But I think that our personnal experiences are also very important for teaching our knowledges to the students ....


Bye

:D

Richard Harnack
05-24-2002, 05:35 PM
Originally posted by akiy
So, how do people at your dojo learn how to teach aikido?

Is it mainly "trial by fire" where the person just starts covering classes? Or, does your dojo/organization have "instructors courses" and such? And if you do have "instructors courses," what kind of things do they cover?

Curious,

-- Jun

Jun-
In Seidokan we have an instuctors training program. Initially it was taught only at our headquarters in Los Angeles, but as we began to grow, we would invite the Kancho or one of the Shihan in once a year to provide upgrade training.

Presently, here in St Louis, I have an every other week instructor training program. It is very practically oriented to the issues of teaching Aikido and handling conflicts in the dojo. All who want to teach have to attend. I only allow them so many "misses" before they find themselves without a teaching assignment. This is not an "advanced" class. We cover communication skills, topics in training, problems in explanations, etc.

The old trial by fire method was acceptable when there was no other alternative, however, that is no longer the case. I was fortunate in that I had other training in how to instruct and communicate ideas. I simply transferred these modalities to teaching Aikido.

Some topics which have come up in recent instructors classes:
- sex ( as in how to handle attraction between instructors and students);
- what to do about students who stop their attack the moment Nage begins to move;
- acceptable ways of explaining Aikido and the Aiki Taiso;
- how to handle the situation when the instructor finds themself angry with a student;
- proper hand placement on the bokken;
etc.

While sometimes I have to "lay down the law", most of the time this is a time for each instructor to hear how others are handling things and to try out different explanations in order to imporve their teaching skills.

MaylandL
06-16-2002, 11:28 PM
:confused: :freaky:

I am having some doubts as to whether I should continue to teach at the dojo that I am currently at.

Having read this thread, there seems to be some concensus that some accreditation for instructors may be desirable. Currently, there is no formal accreditation for the instructors at the dojo other than Sensei allowing his senior students to teach (typically students of shodan and higher are the only ones with Sensei's permission to teach if he is not present. We have a roster so that we share the teaching load so that we are also able to get some training time). Because he's wanting to expand the number of classes, he's wanting his senior students (I'm inlcuded in this) to take more responsibility to teach. For senior students, he sees that teaching is an important aspect of improving technique.

Just by way of background, I've been training in aikido for about 9 nine years and ju jitsu for about 3 years doing about 4 to 6 hours a week. I was awarded the rank of nidan about 12 months ago. I also train at another dojo with a different sensei and regularly attend a gym for basic body conditioning.

For the past 3 years, I've been teaching beginners and more experienced students including shodan students.

━━━━━━

* STATED PROBLEM 1
Rewrite the aikido forum thread starting at the words "Having read this" and ending after "of improving technique.", with "senior students" changed to "advanced students".
* STATED PROBLEM 2
Translate this sentence from the aikido forum thread into Spanish: "All who want to teach have to attend."
* STATED PROBLEM 3
Continue the aikido forum thread after its last sentence.
The items that come next have no connection to the aikido forum thread.

━━━━━━

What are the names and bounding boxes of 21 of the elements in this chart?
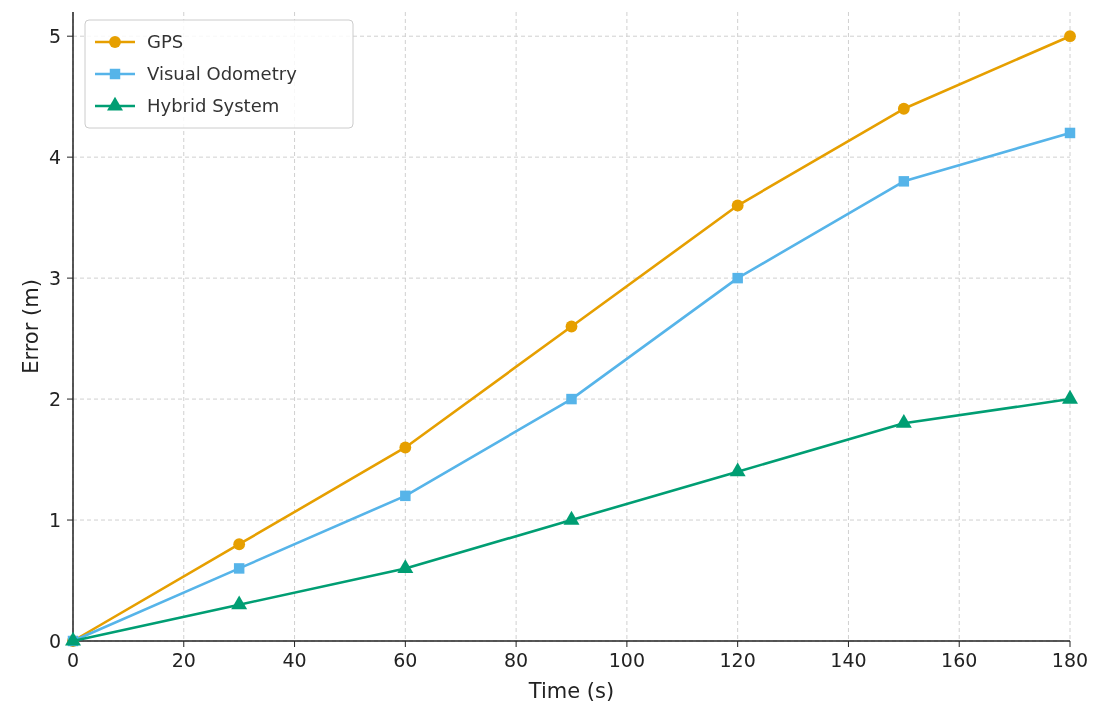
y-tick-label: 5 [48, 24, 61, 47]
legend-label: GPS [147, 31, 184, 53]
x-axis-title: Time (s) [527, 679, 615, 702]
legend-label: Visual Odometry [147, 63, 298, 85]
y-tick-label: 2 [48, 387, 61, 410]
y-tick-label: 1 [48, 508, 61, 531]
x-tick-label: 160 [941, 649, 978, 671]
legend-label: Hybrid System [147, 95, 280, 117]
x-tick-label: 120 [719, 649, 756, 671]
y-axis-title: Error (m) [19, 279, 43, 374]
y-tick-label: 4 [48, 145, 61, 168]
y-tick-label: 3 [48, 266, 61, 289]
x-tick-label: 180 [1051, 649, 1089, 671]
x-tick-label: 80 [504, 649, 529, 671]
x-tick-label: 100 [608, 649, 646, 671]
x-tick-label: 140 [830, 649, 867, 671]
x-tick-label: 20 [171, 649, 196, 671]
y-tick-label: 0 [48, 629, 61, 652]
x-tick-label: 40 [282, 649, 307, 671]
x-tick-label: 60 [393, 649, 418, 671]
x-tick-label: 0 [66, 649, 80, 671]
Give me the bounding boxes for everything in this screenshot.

━━━━━━

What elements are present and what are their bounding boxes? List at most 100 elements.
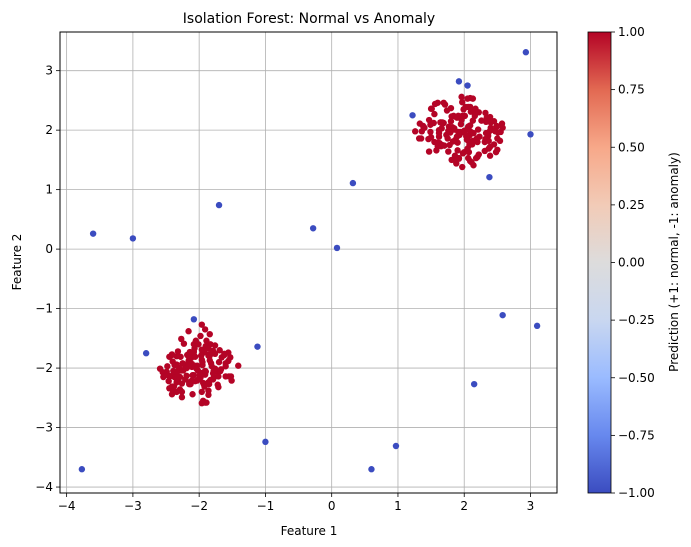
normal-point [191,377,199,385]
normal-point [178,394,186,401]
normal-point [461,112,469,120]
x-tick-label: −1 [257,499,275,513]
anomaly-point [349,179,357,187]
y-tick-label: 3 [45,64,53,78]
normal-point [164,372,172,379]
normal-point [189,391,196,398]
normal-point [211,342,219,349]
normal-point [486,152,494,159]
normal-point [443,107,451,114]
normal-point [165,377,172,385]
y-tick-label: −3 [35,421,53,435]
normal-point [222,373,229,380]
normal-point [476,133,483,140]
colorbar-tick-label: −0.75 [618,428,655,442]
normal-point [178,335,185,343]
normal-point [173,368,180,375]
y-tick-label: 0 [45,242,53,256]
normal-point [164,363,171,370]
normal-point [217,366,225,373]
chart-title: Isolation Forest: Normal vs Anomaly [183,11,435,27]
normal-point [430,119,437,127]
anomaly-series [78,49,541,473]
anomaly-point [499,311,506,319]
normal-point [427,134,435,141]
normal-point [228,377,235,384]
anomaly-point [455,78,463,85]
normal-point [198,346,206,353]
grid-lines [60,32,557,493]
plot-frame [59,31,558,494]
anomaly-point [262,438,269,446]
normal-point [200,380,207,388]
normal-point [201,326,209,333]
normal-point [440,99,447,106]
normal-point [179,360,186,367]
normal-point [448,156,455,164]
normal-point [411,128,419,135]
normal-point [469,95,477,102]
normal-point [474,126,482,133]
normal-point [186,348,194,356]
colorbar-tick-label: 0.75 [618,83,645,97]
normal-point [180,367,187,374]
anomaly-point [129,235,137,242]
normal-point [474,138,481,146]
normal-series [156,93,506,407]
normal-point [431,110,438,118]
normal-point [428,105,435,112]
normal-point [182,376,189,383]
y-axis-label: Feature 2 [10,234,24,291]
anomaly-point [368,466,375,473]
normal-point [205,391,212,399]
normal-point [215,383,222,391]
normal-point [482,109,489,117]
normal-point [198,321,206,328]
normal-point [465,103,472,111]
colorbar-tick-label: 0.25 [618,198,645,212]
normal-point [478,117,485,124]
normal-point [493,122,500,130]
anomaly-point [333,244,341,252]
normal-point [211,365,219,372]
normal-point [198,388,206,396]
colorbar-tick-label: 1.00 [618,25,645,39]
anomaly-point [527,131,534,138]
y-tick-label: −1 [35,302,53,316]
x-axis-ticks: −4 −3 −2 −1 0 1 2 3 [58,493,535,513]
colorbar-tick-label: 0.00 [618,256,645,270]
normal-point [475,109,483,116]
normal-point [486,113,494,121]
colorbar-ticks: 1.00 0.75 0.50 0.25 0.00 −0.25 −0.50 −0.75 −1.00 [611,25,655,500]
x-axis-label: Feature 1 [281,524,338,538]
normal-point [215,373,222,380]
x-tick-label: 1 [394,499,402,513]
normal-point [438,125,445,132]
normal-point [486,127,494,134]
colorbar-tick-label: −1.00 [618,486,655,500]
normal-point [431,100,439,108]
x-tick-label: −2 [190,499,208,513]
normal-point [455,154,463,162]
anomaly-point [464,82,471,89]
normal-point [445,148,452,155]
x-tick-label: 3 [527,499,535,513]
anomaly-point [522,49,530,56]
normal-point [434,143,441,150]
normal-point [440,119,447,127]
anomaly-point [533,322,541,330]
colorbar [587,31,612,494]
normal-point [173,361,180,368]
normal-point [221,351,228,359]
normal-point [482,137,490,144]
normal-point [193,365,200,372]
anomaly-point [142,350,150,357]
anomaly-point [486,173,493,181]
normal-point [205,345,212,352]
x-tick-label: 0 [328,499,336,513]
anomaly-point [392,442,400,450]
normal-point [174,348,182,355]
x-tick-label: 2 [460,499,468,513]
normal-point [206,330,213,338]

━━━━━━

* RIGHT ANSWER 1
Having read this thread, there seems to be some concensus that some accreditation for instructors may be desirable. Currently, there is no formal accreditation for the instructors at the dojo other than Sensei allowing his advanced students to teach (typically students of shodan and higher are the only ones with Sensei's permission to teach if he is not present. We have a roster so that we share the teaching load so that we are also able to get some training time). Because he's wanting to expand the number of classes, he's wanting his advanced students (I'm inlcuded in this) to take more responsibility to teach. For advanced students, he sees that teaching is an important aspect of improving technique.

* RIGHT ANSWER 2
Todos los que quieren enseñar tienen que asistir.

* RIGHT ANSWER 3
I guess I am having a "small crisis of faith" for want of a better phrase in terms of my own abilities as an aikidoka and consequently as an assistant to Sensei. Though my sensei is happy with my teaching and technical ability I feel I have so very much more (having visited other dojos to train and training regularly at another dojo) to learn and I'm not sure that I am doing the best for sensei's students. I have spoken to sensei about this but I still have some doubts. I enjoy teaching and sharing what I know, but I know so very little and am absolutely gobsmacked about how much there is to learn. Given this am I really doing a service to sensei and his students?

I am looking for advice from other members of the forum in terms of when they started teachning (in terms of how many years they trained before they taught students), what they taught (what techniques and from what attack), whether accreditation is a necessary prerequisite.

Also, if you are the sensei, what you look for in senior students (their personal and technical attributes/characteristics) that would make you feel comfortable to allow them to teach students on your behalf.

And, if you are a student, what do you look for in an assistant instructor that would make you feel you would want to continue training or want to join even though the sensei would not be able to take all the classes.

I have the utmost respect and trust in my sensei and my intent for posting this request is to ensure that I am doing the best for my sensei, his students as well as progressing with my training.

Thanks for reading :)

jk
06-17-2002, 01:42 AM
Mayland, if you, with your years aikido of experience under your belt, are having a small crisis of faith, then rest assured that others, myself included, should be going through some major nervous breakdowns.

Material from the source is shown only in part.